Reproduce every entry in the listing without alteration.

━━━ Raw records ━━━

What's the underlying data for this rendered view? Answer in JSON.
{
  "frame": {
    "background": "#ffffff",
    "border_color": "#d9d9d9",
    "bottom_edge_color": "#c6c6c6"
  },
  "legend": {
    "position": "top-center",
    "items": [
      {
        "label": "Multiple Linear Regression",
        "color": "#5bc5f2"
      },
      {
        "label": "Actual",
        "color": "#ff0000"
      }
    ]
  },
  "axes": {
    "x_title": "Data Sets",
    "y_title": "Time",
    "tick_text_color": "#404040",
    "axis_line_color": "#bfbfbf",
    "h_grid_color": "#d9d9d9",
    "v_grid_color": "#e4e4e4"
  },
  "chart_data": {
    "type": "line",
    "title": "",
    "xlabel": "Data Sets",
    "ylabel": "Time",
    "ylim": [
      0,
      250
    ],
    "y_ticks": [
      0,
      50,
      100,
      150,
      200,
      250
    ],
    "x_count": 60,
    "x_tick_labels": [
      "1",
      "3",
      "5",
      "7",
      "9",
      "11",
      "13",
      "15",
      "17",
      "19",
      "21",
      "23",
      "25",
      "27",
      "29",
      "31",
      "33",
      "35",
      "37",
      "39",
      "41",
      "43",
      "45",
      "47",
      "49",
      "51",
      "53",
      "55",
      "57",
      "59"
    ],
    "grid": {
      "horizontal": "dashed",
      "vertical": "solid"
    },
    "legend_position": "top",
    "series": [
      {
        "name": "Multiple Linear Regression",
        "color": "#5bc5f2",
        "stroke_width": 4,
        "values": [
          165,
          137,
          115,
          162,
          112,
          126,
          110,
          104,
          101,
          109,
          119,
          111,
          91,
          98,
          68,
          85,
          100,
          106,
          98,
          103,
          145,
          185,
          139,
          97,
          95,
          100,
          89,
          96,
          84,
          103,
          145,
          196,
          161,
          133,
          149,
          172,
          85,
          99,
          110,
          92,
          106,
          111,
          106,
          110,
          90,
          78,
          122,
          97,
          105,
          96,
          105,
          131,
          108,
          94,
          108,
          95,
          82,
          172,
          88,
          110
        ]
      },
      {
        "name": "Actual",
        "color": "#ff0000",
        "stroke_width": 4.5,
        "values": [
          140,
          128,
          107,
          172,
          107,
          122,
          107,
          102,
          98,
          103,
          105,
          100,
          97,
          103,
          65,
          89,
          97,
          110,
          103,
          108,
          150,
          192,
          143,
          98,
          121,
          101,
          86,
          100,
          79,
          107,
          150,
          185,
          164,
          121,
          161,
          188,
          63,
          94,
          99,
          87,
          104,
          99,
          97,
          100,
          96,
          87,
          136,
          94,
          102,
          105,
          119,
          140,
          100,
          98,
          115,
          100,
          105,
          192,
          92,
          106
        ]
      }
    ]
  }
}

━━━

**Written answer**
What's the underlying data for this rendered view? Answer in JSON.
{
  "frame": {
    "background": "#ffffff",
    "border_color": "#d9d9d9",
    "bottom_edge_color": "#c6c6c6"
  },
  "legend": {
    "position": "top-center",
    "items": [
      {
        "label": "Multiple Linear Regression",
        "color": "#5bc5f2"
      },
      {
        "label": "Actual",
        "color": "#ff0000"
      }
    ]
  },
  "axes": {
    "x_title": "Data Sets",
    "y_title": "Time",
    "tick_text_color": "#404040",
    "axis_line_color": "#bfbfbf",
    "h_grid_color": "#d9d9d9",
    "v_grid_color": "#e4e4e4"
  },
  "chart_data": {
    "type": "line",
    "title": "",
    "xlabel": "Data Sets",
    "ylabel": "Time",
    "ylim": [
      0,
      250
    ],
    "y_ticks": [
      0,
      50,
      100,
      150,
      200,
      250
    ],
    "x_count": 60,
    "x_tick_labels": [
      "1",
      "3",
      "5",
      "7",
      "9",
      "11",
      "13",
      "15",
      "17",
      "19",
      "21",
      "23",
      "25",
      "27",
      "29",
      "31",
      "33",
      "35",
      "37",
      "39",
      "41",
      "43",
      "45",
      "47",
      "49",
      "51",
      "53",
      "55",
      "57",
      "59"
    ],
    "grid": {
      "horizontal": "dashed",
      "vertical": "solid"
    },
    "legend_position": "top",
    "series": [
      {
        "name": "Multiple Linear Regression",
        "color": "#5bc5f2",
        "stroke_width": 4,
        "values": [
          165,
          137,
          115,
          162,
          112,
          126,
          110,
          104,
          101,
          109,
          119,
          111,
          91,
          98,
          68,
          85,
          100,
          106,
          98,
          103,
          145,
          185,
          139,
          97,
          95,
          100,
          89,
          96,
          84,
          103,
          145,
          196,
          161,
          133,
          149,
          172,
          85,
          99,
          110,
          92,
          106,
          111,
          106,
          110,
          90,
          78,
          122,
          97,
          105,
          96,
          105,
          131,
          108,
          94,
          108,
          95,
          82,
          172,
          88,
          110
        ]
      },
      {
        "name": "Actual",
        "color": "#ff0000",
        "stroke_width": 4.5,
        "values": [
          140,
          128,
          107,
          172,
          107,
          122,
          107,
          102,
          98,
          103,
          105,
          100,
          97,
          103,
          65,
          89,
          97,
          110,
          103,
          108,
          150,
          192,
          143,
          98,
          121,
          101,
          86,
          100,
          79,
          107,
          150,
          185,
          164,
          121,
          161,
          188,
          63,
          94,
          99,
          87,
          104,
          99,
          97,
          100,
          96,
          87,
          136,
          94,
          102,
          105,
          119,
          140,
          100,
          98,
          115,
          100,
          105,
          192,
          92,
          106
        ]
      }
    ]
  }
}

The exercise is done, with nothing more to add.